- [Raw data]:

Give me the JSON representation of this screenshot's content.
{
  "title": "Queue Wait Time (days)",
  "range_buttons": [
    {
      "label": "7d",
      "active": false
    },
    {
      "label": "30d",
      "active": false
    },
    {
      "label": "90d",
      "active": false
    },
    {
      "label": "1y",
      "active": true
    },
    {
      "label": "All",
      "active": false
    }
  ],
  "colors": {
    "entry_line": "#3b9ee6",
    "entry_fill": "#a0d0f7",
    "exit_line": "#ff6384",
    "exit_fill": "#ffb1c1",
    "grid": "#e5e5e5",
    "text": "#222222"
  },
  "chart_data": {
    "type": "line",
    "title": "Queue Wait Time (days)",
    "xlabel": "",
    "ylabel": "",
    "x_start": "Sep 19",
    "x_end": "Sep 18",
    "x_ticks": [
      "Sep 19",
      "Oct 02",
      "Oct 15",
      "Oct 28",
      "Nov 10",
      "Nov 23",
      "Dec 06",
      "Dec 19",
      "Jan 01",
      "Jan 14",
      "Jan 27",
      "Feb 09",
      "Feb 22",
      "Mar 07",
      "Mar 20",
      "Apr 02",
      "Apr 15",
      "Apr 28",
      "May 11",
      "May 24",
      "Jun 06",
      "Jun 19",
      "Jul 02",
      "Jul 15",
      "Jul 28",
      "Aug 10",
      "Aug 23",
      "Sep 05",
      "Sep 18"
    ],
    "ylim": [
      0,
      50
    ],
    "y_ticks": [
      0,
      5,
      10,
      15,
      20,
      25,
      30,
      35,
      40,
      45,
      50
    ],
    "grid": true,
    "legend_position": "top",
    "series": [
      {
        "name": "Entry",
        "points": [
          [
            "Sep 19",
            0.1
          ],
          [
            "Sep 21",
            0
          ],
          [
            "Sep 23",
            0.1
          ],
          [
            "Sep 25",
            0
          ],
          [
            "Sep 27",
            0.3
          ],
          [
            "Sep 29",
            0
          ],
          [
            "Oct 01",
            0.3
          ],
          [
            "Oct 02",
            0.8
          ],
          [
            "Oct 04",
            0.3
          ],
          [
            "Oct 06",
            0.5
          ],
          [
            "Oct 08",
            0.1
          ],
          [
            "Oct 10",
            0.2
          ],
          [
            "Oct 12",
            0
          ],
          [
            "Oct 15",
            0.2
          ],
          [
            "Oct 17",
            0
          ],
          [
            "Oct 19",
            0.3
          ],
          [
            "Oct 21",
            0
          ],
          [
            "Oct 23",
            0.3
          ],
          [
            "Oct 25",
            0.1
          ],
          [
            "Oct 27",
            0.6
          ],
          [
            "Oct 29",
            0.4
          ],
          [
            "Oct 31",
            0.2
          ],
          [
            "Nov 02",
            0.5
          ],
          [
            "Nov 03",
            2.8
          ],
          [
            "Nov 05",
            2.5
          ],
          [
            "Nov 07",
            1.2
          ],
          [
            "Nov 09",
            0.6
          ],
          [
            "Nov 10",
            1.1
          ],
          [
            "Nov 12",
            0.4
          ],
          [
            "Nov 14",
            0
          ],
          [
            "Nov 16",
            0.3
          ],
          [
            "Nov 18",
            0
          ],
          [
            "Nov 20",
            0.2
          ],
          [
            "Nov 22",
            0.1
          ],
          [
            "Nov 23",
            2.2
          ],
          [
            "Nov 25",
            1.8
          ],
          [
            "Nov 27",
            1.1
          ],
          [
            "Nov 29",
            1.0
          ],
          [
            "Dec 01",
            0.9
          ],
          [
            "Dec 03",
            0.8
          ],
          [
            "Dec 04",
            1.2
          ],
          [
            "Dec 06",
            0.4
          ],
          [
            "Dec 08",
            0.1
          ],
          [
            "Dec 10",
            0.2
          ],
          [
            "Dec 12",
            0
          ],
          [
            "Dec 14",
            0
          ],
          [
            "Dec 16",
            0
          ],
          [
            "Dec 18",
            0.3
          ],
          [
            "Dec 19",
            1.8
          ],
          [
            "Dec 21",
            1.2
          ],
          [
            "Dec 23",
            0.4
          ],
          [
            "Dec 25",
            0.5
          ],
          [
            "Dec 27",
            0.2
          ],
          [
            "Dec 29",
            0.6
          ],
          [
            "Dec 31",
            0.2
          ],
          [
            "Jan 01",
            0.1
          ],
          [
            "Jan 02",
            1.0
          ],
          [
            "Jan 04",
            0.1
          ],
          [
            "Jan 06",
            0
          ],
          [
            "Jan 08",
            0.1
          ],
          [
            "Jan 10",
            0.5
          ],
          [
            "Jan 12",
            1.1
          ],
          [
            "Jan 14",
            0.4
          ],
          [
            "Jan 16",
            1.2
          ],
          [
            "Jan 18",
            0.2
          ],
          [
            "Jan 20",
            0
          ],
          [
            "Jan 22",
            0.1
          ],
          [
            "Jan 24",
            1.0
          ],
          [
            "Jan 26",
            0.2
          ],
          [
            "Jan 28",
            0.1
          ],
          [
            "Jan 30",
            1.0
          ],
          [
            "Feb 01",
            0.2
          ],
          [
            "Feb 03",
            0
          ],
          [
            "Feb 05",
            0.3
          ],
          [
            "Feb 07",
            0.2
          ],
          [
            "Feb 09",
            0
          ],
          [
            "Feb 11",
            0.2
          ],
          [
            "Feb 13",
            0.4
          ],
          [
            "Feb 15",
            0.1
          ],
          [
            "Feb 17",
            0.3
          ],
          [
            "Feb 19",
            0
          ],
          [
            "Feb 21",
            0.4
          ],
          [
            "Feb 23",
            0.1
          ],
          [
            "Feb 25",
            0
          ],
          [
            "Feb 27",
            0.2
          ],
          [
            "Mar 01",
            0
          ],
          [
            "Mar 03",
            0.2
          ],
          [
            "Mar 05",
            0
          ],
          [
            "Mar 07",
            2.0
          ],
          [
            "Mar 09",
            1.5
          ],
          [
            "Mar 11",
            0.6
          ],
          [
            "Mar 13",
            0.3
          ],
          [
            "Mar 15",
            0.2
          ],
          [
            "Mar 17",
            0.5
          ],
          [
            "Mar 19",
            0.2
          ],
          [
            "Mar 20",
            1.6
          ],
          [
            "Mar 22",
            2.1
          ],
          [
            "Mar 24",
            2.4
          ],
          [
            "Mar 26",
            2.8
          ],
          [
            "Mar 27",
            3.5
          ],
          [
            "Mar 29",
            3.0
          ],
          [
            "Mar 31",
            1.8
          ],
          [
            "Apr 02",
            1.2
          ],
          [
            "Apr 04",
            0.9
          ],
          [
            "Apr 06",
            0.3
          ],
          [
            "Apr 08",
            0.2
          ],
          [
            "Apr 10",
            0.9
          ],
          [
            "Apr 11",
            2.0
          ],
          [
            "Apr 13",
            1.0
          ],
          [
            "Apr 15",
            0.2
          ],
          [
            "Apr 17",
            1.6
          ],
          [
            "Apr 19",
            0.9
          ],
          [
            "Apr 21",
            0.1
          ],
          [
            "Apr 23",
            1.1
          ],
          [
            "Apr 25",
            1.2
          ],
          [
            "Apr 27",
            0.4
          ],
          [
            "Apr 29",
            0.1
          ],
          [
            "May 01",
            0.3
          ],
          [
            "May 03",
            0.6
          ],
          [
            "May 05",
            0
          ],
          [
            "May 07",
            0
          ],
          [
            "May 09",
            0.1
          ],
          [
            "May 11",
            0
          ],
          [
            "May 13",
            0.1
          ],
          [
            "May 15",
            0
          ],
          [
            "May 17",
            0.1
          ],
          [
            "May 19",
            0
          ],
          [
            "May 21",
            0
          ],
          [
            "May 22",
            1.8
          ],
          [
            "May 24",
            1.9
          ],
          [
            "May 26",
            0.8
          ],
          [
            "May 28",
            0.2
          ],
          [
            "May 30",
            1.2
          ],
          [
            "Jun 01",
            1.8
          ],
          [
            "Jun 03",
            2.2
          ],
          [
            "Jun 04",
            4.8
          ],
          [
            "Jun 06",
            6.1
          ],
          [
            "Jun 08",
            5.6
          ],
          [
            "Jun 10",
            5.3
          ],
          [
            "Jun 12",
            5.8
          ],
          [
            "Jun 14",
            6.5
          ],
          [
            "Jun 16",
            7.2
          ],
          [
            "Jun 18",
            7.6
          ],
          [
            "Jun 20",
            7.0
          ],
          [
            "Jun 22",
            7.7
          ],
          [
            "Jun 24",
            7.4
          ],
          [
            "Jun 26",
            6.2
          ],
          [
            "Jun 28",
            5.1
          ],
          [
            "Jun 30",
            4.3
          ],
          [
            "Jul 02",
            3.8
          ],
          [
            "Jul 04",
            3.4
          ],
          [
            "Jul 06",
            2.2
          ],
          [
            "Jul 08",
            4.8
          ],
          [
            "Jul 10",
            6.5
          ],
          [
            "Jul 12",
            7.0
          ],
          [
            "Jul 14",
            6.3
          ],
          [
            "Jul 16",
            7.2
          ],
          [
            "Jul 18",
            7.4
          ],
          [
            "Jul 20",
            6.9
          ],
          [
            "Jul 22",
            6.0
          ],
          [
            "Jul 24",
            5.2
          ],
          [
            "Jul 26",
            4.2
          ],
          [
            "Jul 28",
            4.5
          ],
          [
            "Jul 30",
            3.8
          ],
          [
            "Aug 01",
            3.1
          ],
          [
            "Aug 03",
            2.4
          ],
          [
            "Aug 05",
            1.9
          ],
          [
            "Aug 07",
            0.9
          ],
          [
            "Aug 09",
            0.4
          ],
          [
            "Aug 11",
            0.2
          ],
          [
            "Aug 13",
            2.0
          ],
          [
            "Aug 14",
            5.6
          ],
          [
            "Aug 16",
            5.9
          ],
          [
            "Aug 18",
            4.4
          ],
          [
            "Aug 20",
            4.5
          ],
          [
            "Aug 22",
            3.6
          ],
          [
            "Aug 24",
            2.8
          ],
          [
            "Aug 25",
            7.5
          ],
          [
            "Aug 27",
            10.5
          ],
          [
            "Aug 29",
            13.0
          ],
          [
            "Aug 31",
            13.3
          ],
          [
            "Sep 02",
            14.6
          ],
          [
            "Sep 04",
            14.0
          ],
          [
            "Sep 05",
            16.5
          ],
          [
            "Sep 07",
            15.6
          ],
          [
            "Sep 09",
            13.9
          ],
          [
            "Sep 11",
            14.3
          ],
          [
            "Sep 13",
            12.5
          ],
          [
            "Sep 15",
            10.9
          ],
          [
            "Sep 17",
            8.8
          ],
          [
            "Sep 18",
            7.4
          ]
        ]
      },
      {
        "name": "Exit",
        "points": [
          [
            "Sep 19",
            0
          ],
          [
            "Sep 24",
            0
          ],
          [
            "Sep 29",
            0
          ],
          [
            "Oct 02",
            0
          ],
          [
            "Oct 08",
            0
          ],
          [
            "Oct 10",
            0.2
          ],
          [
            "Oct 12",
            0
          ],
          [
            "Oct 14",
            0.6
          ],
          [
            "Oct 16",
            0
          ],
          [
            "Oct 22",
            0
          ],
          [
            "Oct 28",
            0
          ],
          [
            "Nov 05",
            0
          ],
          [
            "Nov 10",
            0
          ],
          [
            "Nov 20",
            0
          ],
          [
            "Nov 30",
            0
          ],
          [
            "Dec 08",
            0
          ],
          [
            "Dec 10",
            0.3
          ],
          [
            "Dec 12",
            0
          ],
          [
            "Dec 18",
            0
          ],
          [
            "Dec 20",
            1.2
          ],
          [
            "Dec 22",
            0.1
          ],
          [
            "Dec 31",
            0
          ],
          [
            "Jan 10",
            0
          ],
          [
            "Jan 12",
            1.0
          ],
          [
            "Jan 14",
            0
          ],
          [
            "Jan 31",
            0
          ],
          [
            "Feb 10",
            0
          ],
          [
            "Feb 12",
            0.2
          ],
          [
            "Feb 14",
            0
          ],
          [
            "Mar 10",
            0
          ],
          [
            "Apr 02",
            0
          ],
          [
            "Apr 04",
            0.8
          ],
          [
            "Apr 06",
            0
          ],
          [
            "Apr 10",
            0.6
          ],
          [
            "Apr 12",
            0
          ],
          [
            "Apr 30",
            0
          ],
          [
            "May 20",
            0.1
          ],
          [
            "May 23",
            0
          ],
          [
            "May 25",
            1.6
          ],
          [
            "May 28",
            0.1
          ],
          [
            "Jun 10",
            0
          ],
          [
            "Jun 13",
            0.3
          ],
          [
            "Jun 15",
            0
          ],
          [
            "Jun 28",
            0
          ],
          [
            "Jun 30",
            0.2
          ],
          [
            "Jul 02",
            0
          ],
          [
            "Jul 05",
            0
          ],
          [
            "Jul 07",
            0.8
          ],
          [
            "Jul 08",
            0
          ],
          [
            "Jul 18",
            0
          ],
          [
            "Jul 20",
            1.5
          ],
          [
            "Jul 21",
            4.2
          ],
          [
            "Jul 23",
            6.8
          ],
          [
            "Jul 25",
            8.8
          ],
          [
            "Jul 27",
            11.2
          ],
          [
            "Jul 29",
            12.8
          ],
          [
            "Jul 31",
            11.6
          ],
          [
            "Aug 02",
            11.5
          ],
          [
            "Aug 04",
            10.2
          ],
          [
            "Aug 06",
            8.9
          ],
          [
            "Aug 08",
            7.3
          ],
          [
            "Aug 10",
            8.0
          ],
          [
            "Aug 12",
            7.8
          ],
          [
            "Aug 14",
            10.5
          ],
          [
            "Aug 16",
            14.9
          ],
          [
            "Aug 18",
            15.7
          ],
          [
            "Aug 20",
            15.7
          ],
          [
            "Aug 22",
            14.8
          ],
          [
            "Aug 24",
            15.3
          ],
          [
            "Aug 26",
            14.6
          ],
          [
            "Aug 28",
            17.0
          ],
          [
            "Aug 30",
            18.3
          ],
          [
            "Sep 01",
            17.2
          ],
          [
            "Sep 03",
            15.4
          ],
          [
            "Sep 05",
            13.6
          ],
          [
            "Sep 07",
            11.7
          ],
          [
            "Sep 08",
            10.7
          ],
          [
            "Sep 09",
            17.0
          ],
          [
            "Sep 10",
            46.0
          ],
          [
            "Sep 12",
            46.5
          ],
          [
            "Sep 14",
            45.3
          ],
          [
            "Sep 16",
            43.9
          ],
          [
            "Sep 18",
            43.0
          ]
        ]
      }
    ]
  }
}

- [What the task asks]:
Look through the entries above and count each line holding "Queue"; report the count alone.

- [Written answer]:
2